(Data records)

□ □ □ □ □ □ □

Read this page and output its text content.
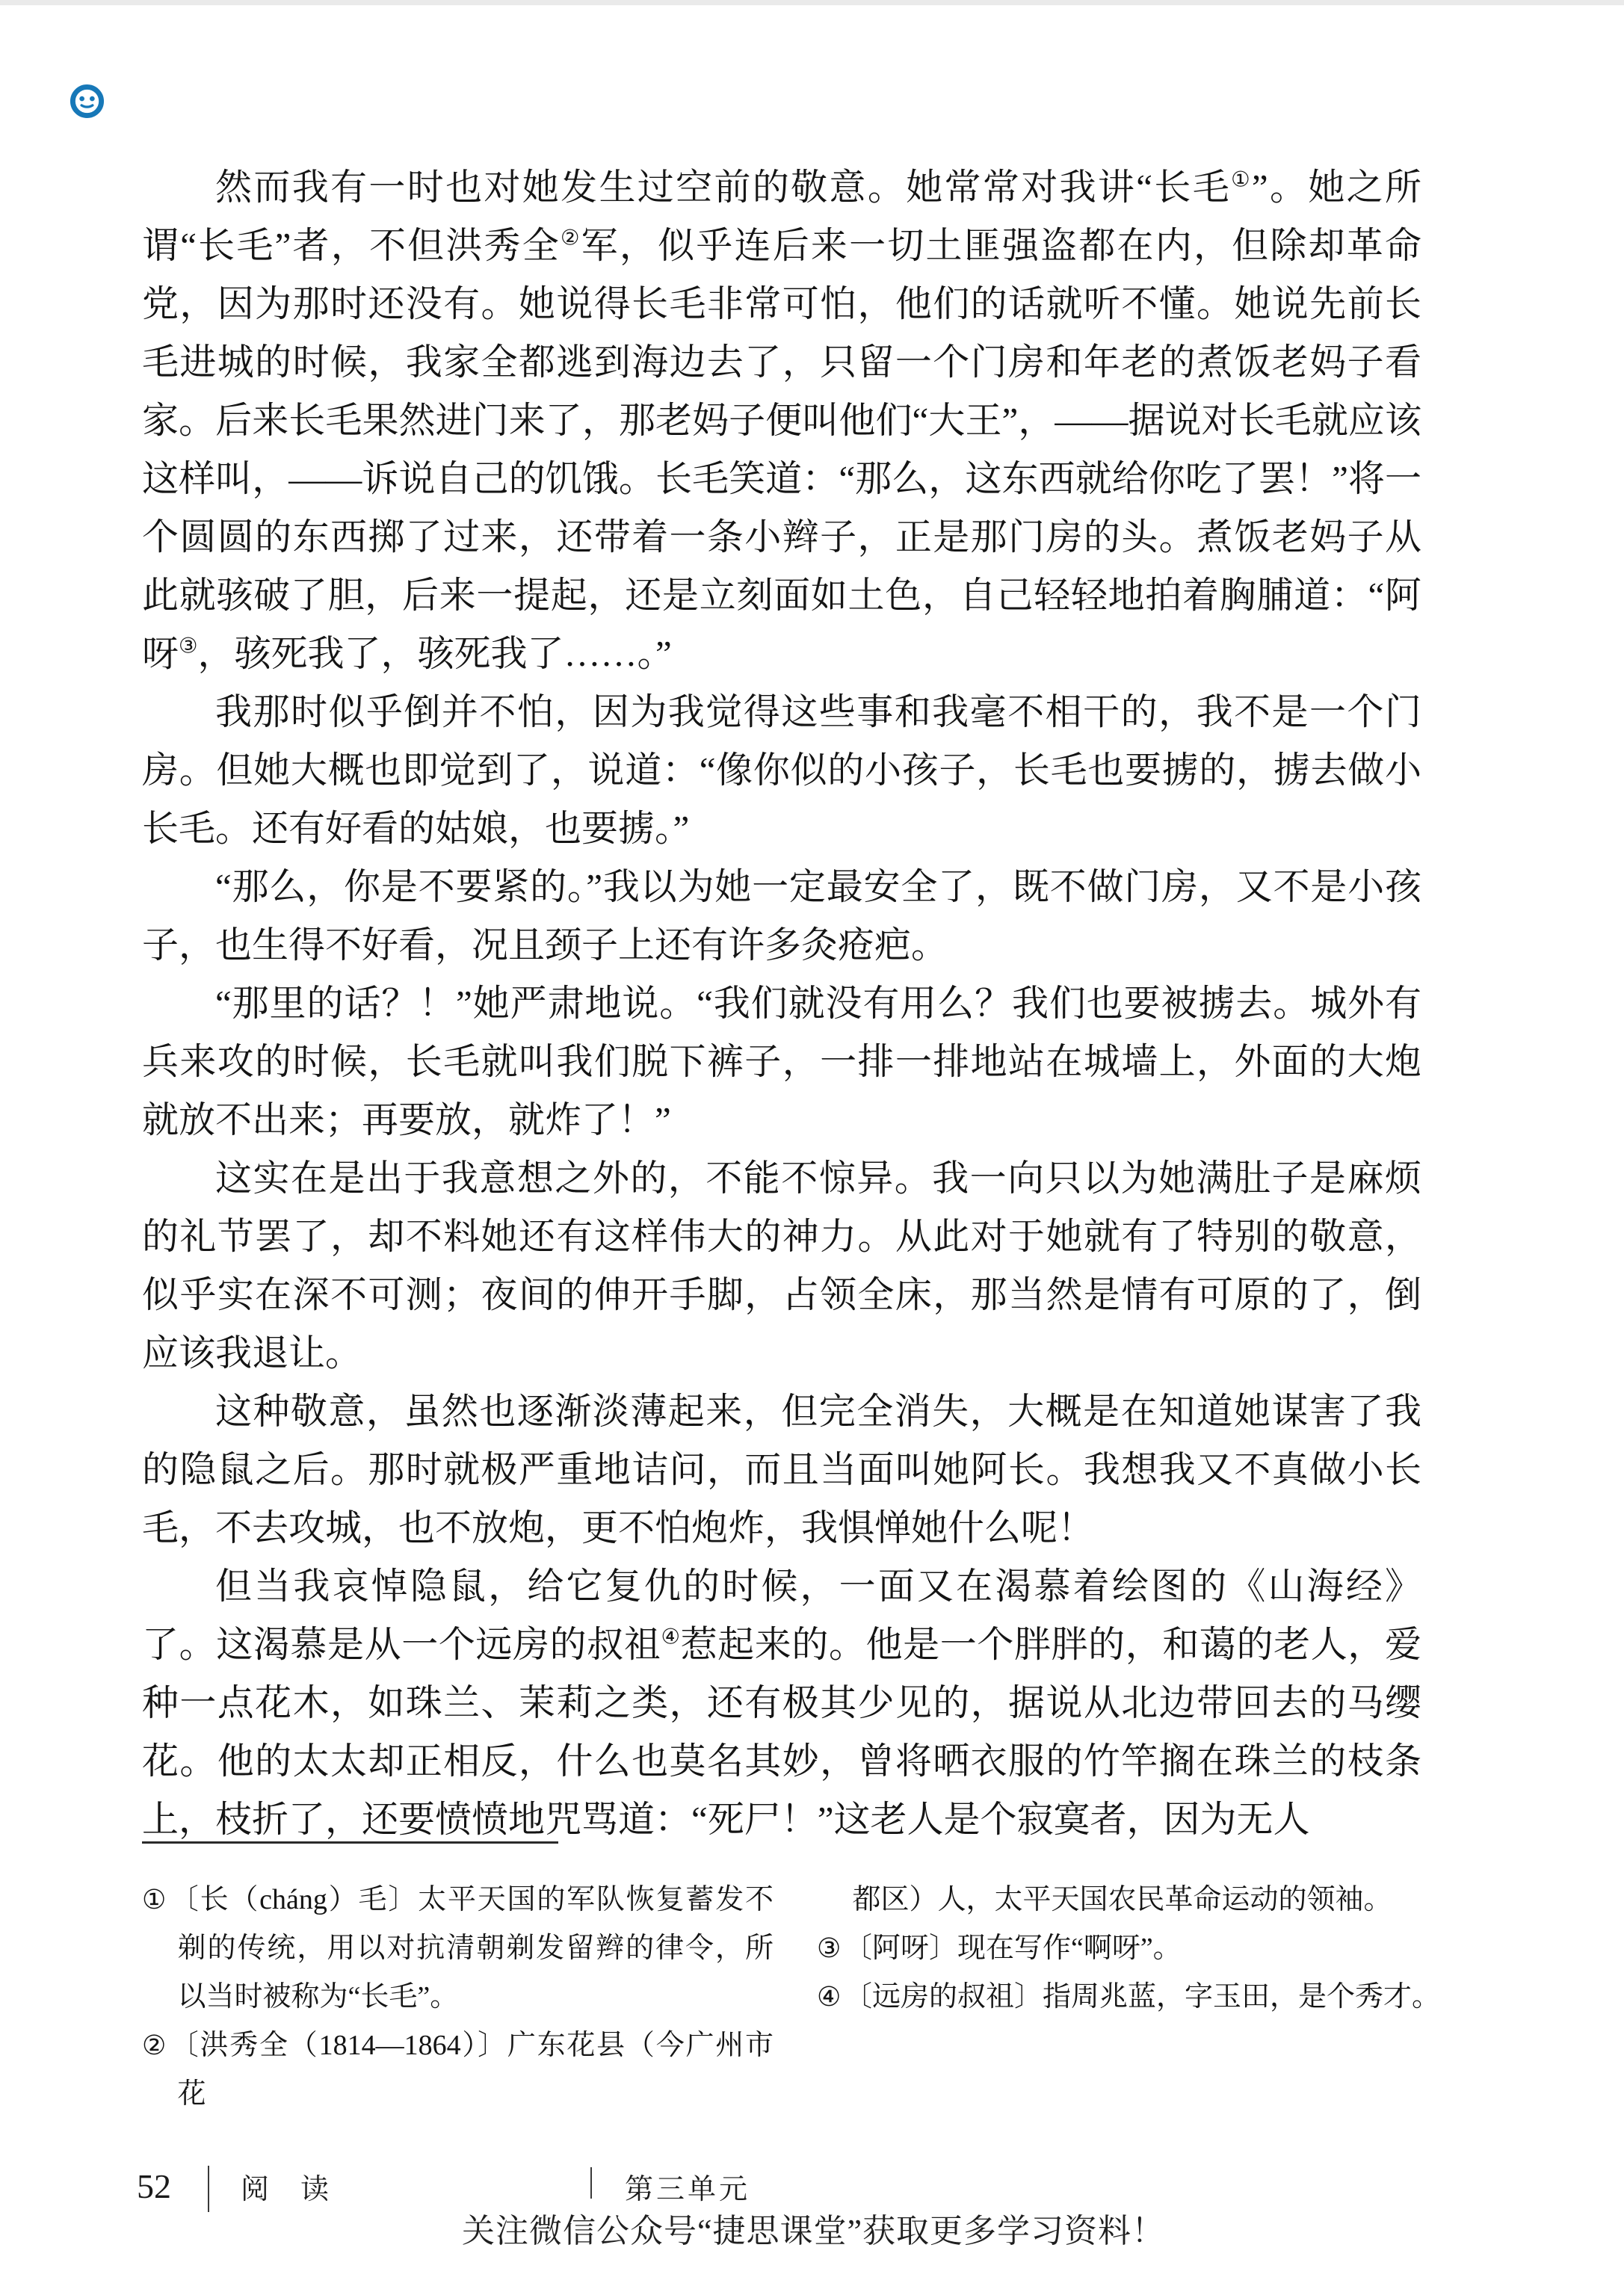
然而我有一时也对她发生过空前的敬意。她常常对我讲“长毛①”。她之所谓“长毛”者，不但洪秀全②军，似乎连后来一切土匪强盗都在内，但除却革命党，因为那时还没有。她说得长毛非常可怕，他们的话就听不懂。她说先前长毛进城的时候，我家全都逃到海边去了，只留一个门房和年老的煮饭老妈子看家。后来长毛果然进门来了，那老妈子便叫他们“大王”，——据说对长毛就应该这样叫，——诉说自己的饥饿。长毛笑道：“那么，这东西就给你吃了罢！”将一个圆圆的东西掷了过来，还带着一条小辫子，正是那门房的头。煮饭老妈子从此就骇破了胆，后来一提起，还是立刻面如土色，自己轻轻地拍着胸脯道：“阿呀③，骇死我了，骇死我了……。”

我那时似乎倒并不怕，因为我觉得这些事和我毫不相干的，我不是一个门房。但她大概也即觉到了，说道：“像你似的小孩子，长毛也要掳的，掳去做小长毛。还有好看的姑娘，也要掳。”

“那么，你是不要紧的。”我以为她一定最安全了，既不做门房，又不是小孩子，也生得不好看，况且颈子上还有许多灸疮疤。

“那里的话？！”她严肃地说。“我们就没有用么？我们也要被掳去。城外有兵来攻的时候，长毛就叫我们脱下裤子，一排一排地站在城墙上，外面的大炮就放不出来；再要放，就炸了！”

这实在是出于我意想之外的，不能不惊异。我一向只以为她满肚子是麻烦的礼节罢了，却不料她还有这样伟大的神力。从此对于她就有了特别的敬意，似乎实在深不可测；夜间的伸开手脚，占领全床，那当然是情有可原的了，倒应该我退让。

这种敬意，虽然也逐渐淡薄起来，但完全消失，大概是在知道她谋害了我的隐鼠之后。那时就极严重地诘问，而且当面叫她阿长。我想我又不真做小长毛，不去攻城，也不放炮，更不怕炮炸，我惧惮她什么呢！

但当我哀悼隐鼠，给它复仇的时候，一面又在渴慕着绘图的《山海经》了。这渴慕是从一个远房的叔祖④惹起来的。他是一个胖胖的，和蔼的老人，爱种一点花木，如珠兰、茉莉之类，还有极其少见的，据说从北边带回去的马缨花。他的太太却正相反，什么也莫名其妙，曾将晒衣服的竹竿搁在珠兰的枝条上，枝折了，还要愤愤地咒骂道：“死尸！”这老人是个寂寞者，因为无人

①〔长（cháng）毛〕太平天国的军队恢复蓄发不剃的传统，用以对抗清朝剃发留辫的律令，所以当时被称为“长毛”。
②〔洪秀全（1814—1864）〕广东花县（今广州市花
都区）人，太平天国农民革命运动的领袖。
③〔阿呀〕现在写作“啊呀”。
④〔远房的叔祖〕指周兆蓝，字玉田，是个秀才。
52 阅　读	第三单元
关注微信公众号“捷思课堂”获取更多学习资料！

□ □ □ □ □ □ □

Objective: Restate the full listing verbatim and drop every picture.

Task result:
Read this page and output its text content.
然而我有一时也对她发生过空前的敬意。她常常对我讲“长毛①”。她之所谓“长毛”者，不但洪秀全②军，似乎连后来一切土匪强盗都在内，但除却革命党，因为那时还没有。她说得长毛非常可怕，他们的话就听不懂。她说先前长毛进城的时候，我家全都逃到海边去了，只留一个门房和年老的煮饭老妈子看家。后来长毛果然进门来了，那老妈子便叫他们“大王”，——据说对长毛就应该这样叫，——诉说自己的饥饿。长毛笑道：“那么，这东西就给你吃了罢！”将一个圆圆的东西掷了过来，还带着一条小辫子，正是那门房的头。煮饭老妈子从此就骇破了胆，后来一提起，还是立刻面如土色，自己轻轻地拍着胸脯道：“阿呀③，骇死我了，骇死我了……。”

我那时似乎倒并不怕，因为我觉得这些事和我毫不相干的，我不是一个门房。但她大概也即觉到了，说道：“像你似的小孩子，长毛也要掳的，掳去做小长毛。还有好看的姑娘，也要掳。”

“那么，你是不要紧的。”我以为她一定最安全了，既不做门房，又不是小孩子，也生得不好看，况且颈子上还有许多灸疮疤。

“那里的话？！”她严肃地说。“我们就没有用么？我们也要被掳去。城外有兵来攻的时候，长毛就叫我们脱下裤子，一排一排地站在城墙上，外面的大炮就放不出来；再要放，就炸了！”

这实在是出于我意想之外的，不能不惊异。我一向只以为她满肚子是麻烦的礼节罢了，却不料她还有这样伟大的神力。从此对于她就有了特别的敬意，似乎实在深不可测；夜间的伸开手脚，占领全床，那当然是情有可原的了，倒应该我退让。

这种敬意，虽然也逐渐淡薄起来，但完全消失，大概是在知道她谋害了我的隐鼠之后。那时就极严重地诘问，而且当面叫她阿长。我想我又不真做小长毛，不去攻城，也不放炮，更不怕炮炸，我惧惮她什么呢！

但当我哀悼隐鼠，给它复仇的时候，一面又在渴慕着绘图的《山海经》了。这渴慕是从一个远房的叔祖④惹起来的。他是一个胖胖的，和蔼的老人，爱种一点花木，如珠兰、茉莉之类，还有极其少见的，据说从北边带回去的马缨花。他的太太却正相反，什么也莫名其妙，曾将晒衣服的竹竿搁在珠兰的枝条上，枝折了，还要愤愤地咒骂道：“死尸！”这老人是个寂寞者，因为无人

①〔长（cháng）毛〕太平天国的军队恢复蓄发不剃的传统，用以对抗清朝剃发留辫的律令，所以当时被称为“长毛”。
②〔洪秀全（1814—1864）〕广东花县（今广州市花
都区）人，太平天国农民革命运动的领袖。
③〔阿呀〕现在写作“啊呀”。
④〔远房的叔祖〕指周兆蓝，字玉田，是个秀才。
52 阅　读	第三单元
关注微信公众号“捷思课堂”获取更多学习资料！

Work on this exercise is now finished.